Below are some records: retype them all exactly, but not the pictures.

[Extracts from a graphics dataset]
***

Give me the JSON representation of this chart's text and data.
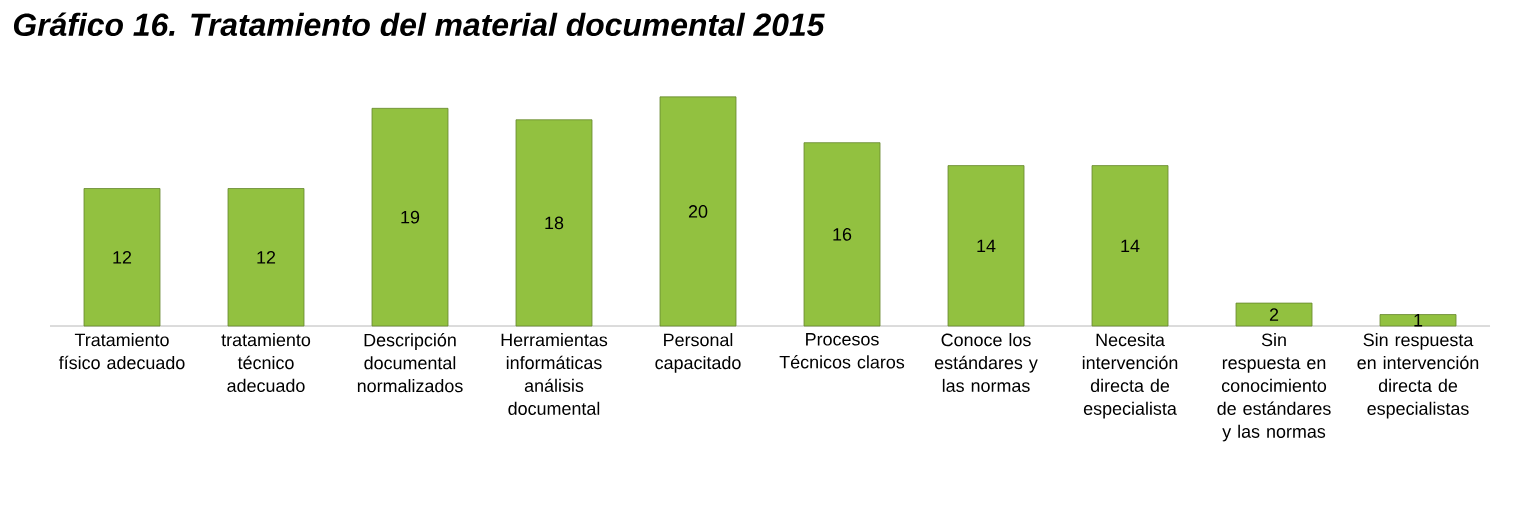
{
  "chart_data": {
    "type": "bar",
    "title": "Gráfico 16. Tratamiento del material documental  2015",
    "categories": [
      "Tratamiento físico adecuado",
      "tratamiento técnico adecuado",
      "Descripción documental normalizados",
      "Herramientas informáticas análisis documental",
      "Personal capacitado",
      "Procesos Técnicos claros",
      "Conoce los estándares y las normas",
      "Necesita intervención directa de especialista",
      "Sin respuesta en conocimiento de estándares y las normas",
      "Sin respuesta en intervención directa de especialistas"
    ],
    "values": [
      12,
      12,
      19,
      18,
      20,
      16,
      14,
      14,
      2,
      1
    ],
    "color": "#92c140",
    "data_labels": true
  }
}
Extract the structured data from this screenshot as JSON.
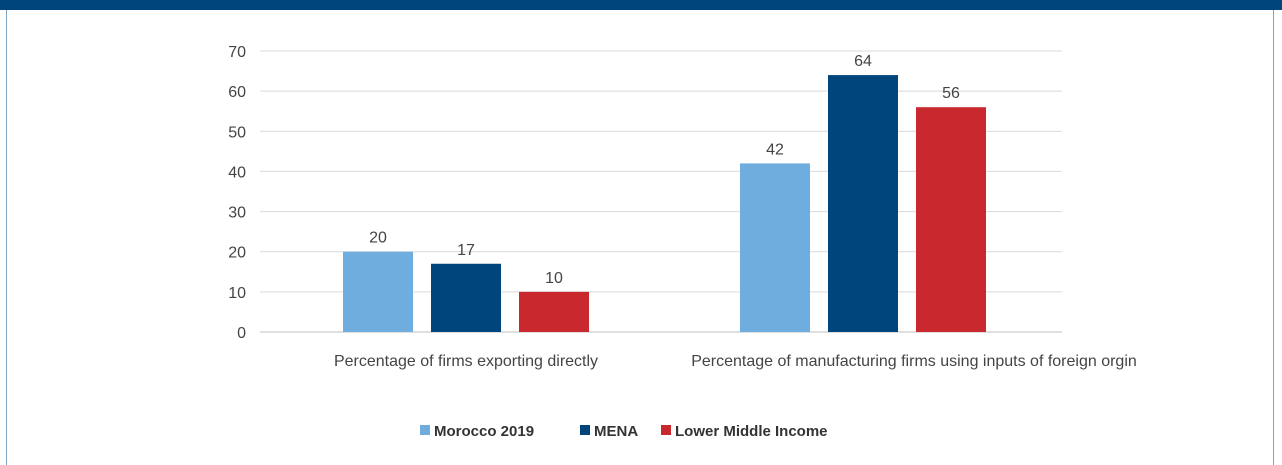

***

■ The result ■
Give me the JSON representation of this chart's text and data.
{
  "chart_data": {
    "type": "bar",
    "title": "Gráfico 16. Tratamiento del material documental  2015",
    "categories": [
      "Tratamiento físico adecuado",
      "tratamiento técnico adecuado",
      "Descripción documental normalizados",
      "Herramientas informáticas análisis documental",
      "Personal capacitado",
      "Procesos Técnicos claros",
      "Conoce los estándares y las normas",
      "Necesita intervención directa de especialista",
      "Sin respuesta en conocimiento de estándares y las normas",
      "Sin respuesta en intervención directa de especialistas"
    ],
    "values": [
      12,
      12,
      19,
      18,
      20,
      16,
      14,
      14,
      2,
      1
    ],
    "color": "#92c140",
    "data_labels": true
  }
}
Extract the structured data from this screenshot as JSON.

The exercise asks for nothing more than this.